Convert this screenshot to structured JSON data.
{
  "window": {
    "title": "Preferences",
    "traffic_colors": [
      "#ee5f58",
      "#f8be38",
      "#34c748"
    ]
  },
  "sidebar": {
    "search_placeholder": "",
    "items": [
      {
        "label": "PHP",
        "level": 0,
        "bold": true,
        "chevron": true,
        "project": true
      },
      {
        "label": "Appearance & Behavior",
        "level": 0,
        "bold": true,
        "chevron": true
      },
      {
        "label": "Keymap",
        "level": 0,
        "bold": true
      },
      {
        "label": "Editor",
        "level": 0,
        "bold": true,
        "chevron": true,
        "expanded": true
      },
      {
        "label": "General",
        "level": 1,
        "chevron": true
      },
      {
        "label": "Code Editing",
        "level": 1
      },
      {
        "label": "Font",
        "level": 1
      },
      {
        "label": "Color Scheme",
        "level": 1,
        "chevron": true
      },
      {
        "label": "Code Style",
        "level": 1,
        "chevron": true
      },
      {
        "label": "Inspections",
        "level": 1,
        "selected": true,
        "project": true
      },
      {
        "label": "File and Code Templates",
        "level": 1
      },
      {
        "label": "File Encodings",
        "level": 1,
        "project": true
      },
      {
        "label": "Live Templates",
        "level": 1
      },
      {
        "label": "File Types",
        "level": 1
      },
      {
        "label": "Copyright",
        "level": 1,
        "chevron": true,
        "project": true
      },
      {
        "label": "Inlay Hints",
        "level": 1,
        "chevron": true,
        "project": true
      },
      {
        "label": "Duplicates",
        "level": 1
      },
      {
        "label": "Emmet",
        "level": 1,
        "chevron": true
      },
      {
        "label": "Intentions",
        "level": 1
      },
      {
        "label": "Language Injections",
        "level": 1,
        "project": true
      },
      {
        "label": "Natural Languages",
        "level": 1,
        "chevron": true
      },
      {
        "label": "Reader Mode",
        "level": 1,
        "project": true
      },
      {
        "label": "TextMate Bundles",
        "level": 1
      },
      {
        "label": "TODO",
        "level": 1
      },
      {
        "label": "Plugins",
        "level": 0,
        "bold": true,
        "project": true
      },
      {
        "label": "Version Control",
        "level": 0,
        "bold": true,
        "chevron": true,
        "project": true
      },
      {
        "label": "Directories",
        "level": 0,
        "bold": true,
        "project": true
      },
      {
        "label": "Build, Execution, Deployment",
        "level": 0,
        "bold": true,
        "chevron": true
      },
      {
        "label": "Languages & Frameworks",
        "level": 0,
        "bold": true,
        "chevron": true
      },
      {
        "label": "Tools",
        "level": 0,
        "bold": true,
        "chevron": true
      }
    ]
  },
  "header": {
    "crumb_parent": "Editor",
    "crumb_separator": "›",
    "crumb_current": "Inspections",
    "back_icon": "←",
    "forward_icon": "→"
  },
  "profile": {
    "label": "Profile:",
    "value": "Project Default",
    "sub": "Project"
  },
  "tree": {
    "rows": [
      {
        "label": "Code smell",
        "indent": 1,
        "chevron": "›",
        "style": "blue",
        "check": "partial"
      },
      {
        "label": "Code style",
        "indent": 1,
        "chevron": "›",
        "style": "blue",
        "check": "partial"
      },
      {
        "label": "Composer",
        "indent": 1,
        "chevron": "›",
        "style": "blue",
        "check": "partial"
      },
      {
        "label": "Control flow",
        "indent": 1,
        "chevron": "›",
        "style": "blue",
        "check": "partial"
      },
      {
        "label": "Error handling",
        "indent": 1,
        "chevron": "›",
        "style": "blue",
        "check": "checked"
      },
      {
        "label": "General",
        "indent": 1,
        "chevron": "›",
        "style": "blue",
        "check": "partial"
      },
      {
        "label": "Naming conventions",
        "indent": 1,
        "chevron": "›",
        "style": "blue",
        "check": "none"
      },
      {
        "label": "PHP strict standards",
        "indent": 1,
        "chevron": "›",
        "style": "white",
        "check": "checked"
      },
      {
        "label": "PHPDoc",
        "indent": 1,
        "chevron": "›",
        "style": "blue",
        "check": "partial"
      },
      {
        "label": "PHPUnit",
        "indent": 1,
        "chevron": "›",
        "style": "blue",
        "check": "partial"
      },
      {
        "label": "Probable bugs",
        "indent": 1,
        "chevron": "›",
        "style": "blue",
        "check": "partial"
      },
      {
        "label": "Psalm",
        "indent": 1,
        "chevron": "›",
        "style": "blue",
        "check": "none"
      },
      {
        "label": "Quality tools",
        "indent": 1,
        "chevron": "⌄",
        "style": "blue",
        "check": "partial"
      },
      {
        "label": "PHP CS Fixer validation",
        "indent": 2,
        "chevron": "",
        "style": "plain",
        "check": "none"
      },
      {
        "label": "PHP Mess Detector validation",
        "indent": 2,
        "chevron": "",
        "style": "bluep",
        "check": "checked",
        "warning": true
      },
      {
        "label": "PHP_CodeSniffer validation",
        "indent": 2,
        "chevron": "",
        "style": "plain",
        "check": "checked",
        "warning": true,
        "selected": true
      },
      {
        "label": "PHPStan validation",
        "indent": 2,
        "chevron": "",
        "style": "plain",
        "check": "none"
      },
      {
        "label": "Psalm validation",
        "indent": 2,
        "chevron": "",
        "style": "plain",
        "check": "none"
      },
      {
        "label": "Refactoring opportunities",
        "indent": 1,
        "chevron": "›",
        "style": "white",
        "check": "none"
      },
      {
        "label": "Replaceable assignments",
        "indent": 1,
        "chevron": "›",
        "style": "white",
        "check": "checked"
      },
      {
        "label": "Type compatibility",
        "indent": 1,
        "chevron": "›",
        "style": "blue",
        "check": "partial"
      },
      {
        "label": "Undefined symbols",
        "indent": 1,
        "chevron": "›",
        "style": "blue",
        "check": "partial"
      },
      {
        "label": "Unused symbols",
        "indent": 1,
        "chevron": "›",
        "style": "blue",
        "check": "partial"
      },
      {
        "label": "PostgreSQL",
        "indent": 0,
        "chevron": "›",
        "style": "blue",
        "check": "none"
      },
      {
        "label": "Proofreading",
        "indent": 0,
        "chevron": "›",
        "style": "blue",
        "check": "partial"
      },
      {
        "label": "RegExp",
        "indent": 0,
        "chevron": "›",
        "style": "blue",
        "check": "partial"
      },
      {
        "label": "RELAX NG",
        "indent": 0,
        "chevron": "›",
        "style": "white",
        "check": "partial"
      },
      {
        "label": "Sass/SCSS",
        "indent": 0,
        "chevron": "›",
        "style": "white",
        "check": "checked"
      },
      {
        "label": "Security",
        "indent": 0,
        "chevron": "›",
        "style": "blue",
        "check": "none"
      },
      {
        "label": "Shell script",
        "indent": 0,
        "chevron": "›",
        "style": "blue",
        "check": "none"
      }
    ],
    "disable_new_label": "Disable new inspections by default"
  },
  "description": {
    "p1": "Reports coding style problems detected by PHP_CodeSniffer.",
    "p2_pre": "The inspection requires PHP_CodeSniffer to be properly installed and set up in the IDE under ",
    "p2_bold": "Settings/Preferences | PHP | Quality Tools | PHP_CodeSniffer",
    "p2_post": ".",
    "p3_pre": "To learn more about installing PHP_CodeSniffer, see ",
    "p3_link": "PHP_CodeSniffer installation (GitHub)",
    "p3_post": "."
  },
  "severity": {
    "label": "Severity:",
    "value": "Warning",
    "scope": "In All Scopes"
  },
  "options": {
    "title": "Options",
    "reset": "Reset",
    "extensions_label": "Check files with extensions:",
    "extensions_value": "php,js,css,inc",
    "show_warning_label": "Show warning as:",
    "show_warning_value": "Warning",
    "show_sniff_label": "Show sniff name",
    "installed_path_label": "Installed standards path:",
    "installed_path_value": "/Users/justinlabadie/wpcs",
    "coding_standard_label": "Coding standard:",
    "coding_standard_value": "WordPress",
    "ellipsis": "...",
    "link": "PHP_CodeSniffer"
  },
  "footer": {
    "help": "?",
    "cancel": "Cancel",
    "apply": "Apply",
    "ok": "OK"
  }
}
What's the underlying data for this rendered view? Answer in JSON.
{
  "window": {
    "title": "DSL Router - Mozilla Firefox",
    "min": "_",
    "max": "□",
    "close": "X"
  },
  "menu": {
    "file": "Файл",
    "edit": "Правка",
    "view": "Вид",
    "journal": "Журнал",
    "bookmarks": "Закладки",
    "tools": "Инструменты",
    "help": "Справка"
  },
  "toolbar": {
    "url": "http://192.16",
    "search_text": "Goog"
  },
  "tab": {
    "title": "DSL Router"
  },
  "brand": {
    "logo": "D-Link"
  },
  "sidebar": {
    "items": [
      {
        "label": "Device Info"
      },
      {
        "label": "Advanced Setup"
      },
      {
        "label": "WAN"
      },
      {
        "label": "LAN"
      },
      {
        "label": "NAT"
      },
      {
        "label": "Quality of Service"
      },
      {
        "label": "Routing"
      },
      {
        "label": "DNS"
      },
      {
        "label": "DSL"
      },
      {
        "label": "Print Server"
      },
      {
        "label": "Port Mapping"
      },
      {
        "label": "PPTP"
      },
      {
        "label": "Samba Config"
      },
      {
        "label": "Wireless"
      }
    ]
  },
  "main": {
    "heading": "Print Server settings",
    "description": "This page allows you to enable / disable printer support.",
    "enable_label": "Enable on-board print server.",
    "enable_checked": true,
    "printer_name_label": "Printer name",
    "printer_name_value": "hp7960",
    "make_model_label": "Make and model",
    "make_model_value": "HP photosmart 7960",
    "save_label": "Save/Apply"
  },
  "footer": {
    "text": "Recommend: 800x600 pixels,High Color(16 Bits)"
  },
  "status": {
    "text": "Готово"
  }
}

● ● ● ●

**Given task**
Go through the entries above and copy every line containing "title".

**Response to this exercise**
    "title": "Preferences",
    "title": "Options",
    "title": "DSL Router - Mozilla Firefox",
    "title": "DSL Router"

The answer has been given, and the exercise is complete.